* _To be done_: Scan the data below and pick out the lines containing the word "screenshot".

* _Available data_:
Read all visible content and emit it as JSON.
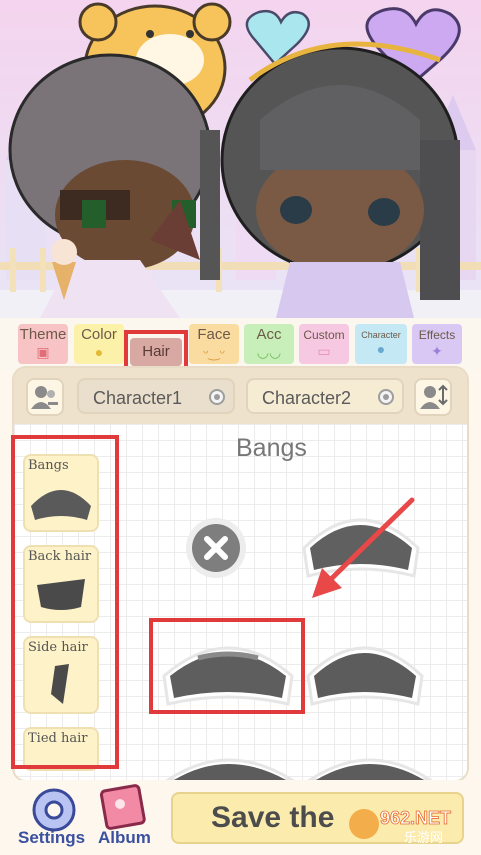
{
  "tabs": [
    {
      "label": "Theme",
      "icon": "scene-icon",
      "color": "#f7c3c4"
    },
    {
      "label": "Color",
      "icon": "drop-icon",
      "color": "#fbf1a8"
    },
    {
      "label": "Hair",
      "icon": "hair-icon",
      "color": "#d8a9a2",
      "selected": true
    },
    {
      "label": "Face",
      "icon": "face-icon",
      "color": "#fbdca0"
    },
    {
      "label": "Acc",
      "icon": "glasses-icon",
      "color": "#c8efb9"
    },
    {
      "label": "Custom",
      "icon": "image-icon",
      "color": "#f7c8e2"
    },
    {
      "label": "Character",
      "icon": "person-icon",
      "color": "#c4e8f4"
    },
    {
      "label": "Effects",
      "icon": "sparkle-icon",
      "color": "#d9c8f4"
    }
  ],
  "characters": {
    "first": "Character1",
    "second": "Character2"
  },
  "side_categories": [
    {
      "label": "Bangs"
    },
    {
      "label": "Back hair"
    },
    {
      "label": "Side hair"
    },
    {
      "label": "Tied hair"
    }
  ],
  "section_title": "Bangs",
  "bottom": {
    "settings_label": "Settings",
    "album_label": "Album",
    "save_label": "Save the"
  },
  "watermark": "962.NET 乐游网",
  "colors": {
    "highlight": "#e03a3a",
    "arrow": "#e84848",
    "accent": "#fbecae"
  }
}
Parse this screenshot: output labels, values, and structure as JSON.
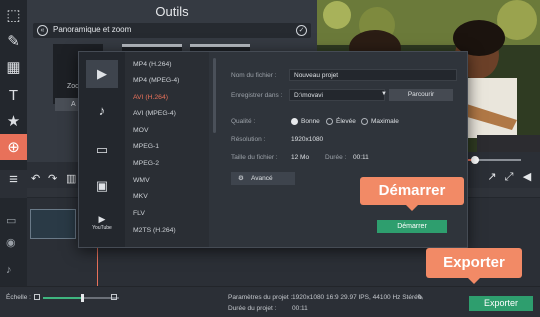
{
  "left_toolbar": {
    "items": [
      {
        "icon": "clip-icon",
        "glyph": "⬚"
      },
      {
        "icon": "magic-wand-icon",
        "glyph": "✎"
      },
      {
        "icon": "film-icon",
        "glyph": "▦"
      },
      {
        "icon": "text-icon",
        "glyph": "T"
      },
      {
        "icon": "star-icon",
        "glyph": "★"
      },
      {
        "icon": "zoom-icon",
        "glyph": "⊕"
      },
      {
        "icon": "list-icon",
        "glyph": "≡"
      }
    ],
    "active_index": 5
  },
  "outils": {
    "title": "Outils",
    "section_name": "Panoramique et zoom",
    "thumb_label": "Zoo",
    "button_label": "A"
  },
  "dialog": {
    "categories": [
      {
        "icon": "video-file-icon",
        "glyph": "▶"
      },
      {
        "icon": "audio-note-icon",
        "glyph": "♪"
      },
      {
        "icon": "device-icon",
        "glyph": "▭"
      },
      {
        "icon": "tv-icon",
        "glyph": "▣"
      },
      {
        "icon": "youtube-icon",
        "glyph": "▶",
        "text": "YouTube"
      }
    ],
    "formats": [
      "MP4 (H.264)",
      "MP4 (MPEG-4)",
      "AVI (H.264)",
      "AVI (MPEG-4)",
      "MOV",
      "MPEG-1",
      "MPEG-2",
      "WMV",
      "MKV",
      "FLV",
      "M2TS (H.264)"
    ],
    "selected_format_index": 2,
    "filename_label": "Nom du fichier :",
    "filename_value": "Nouveau projet",
    "save_in_label": "Enregistrer dans :",
    "save_in_value": "D:\\movavi",
    "browse_label": "Parcourir",
    "quality_label": "Qualité :",
    "quality_options": [
      "Bonne",
      "Élevée",
      "Maximale"
    ],
    "quality_selected": 0,
    "resolution_label": "Résolution :",
    "resolution_value": "1920x1080",
    "filesize_label": "Taille du fichier :",
    "filesize_value": "12 Mo",
    "duration_label": "Durée :",
    "duration_value": "00:11",
    "advanced_label": "Avancé",
    "start_label": "Démarrer"
  },
  "callouts": {
    "start": "Démarrer",
    "export": "Exporter"
  },
  "status": {
    "scale_label": "Échelle :",
    "project_params_label": "Paramètres du projet :",
    "project_params_value": "1920x1080 16:9 29.97 IPS, 44100 Hz Stéréo",
    "project_duration_label": "Durée du projet :",
    "project_duration_value": "00:11",
    "export_label": "Exporter"
  },
  "colors": {
    "accent": "#e8715a",
    "callout": "#f28a66",
    "action_green": "#2e9e6e"
  }
}
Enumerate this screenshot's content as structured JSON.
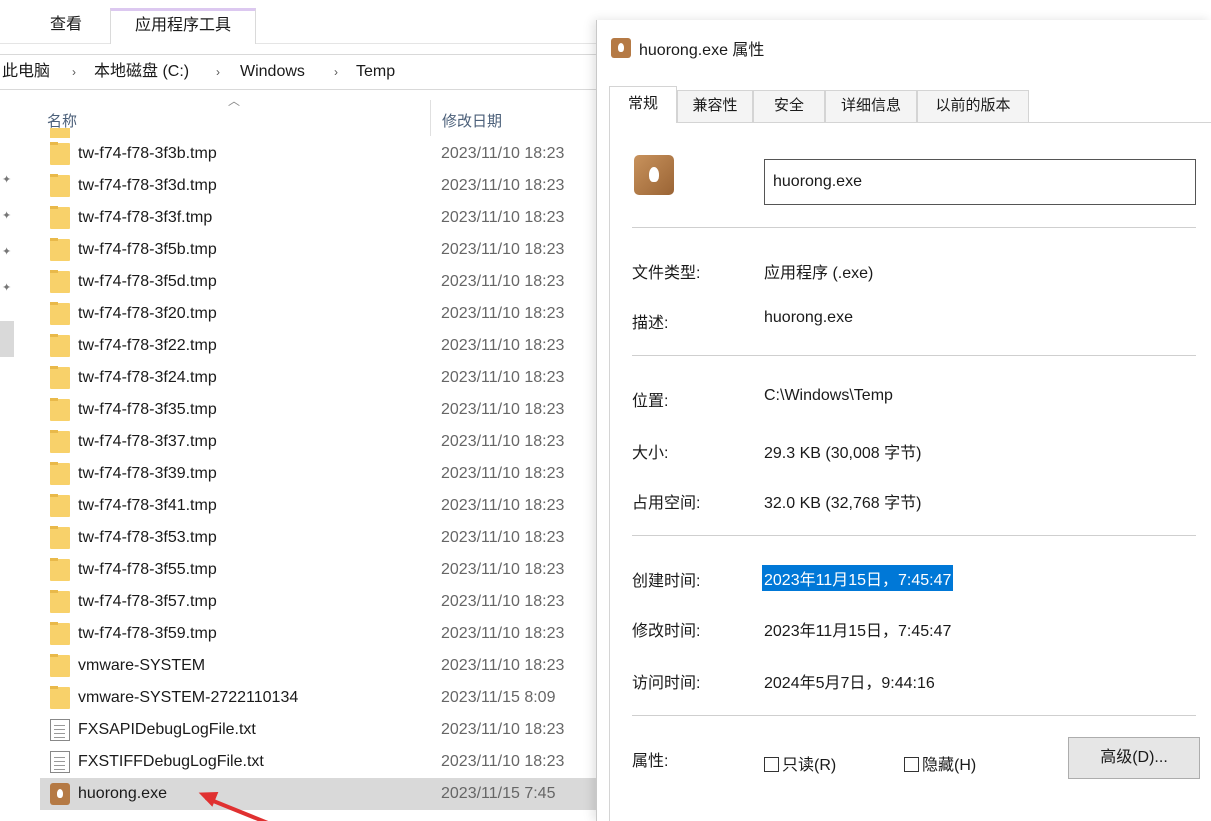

* _Exercise solution_:
Parse this screenshot: output labels, values, and structure as JSON.
Enumerate this screenshot's content as structured JSON.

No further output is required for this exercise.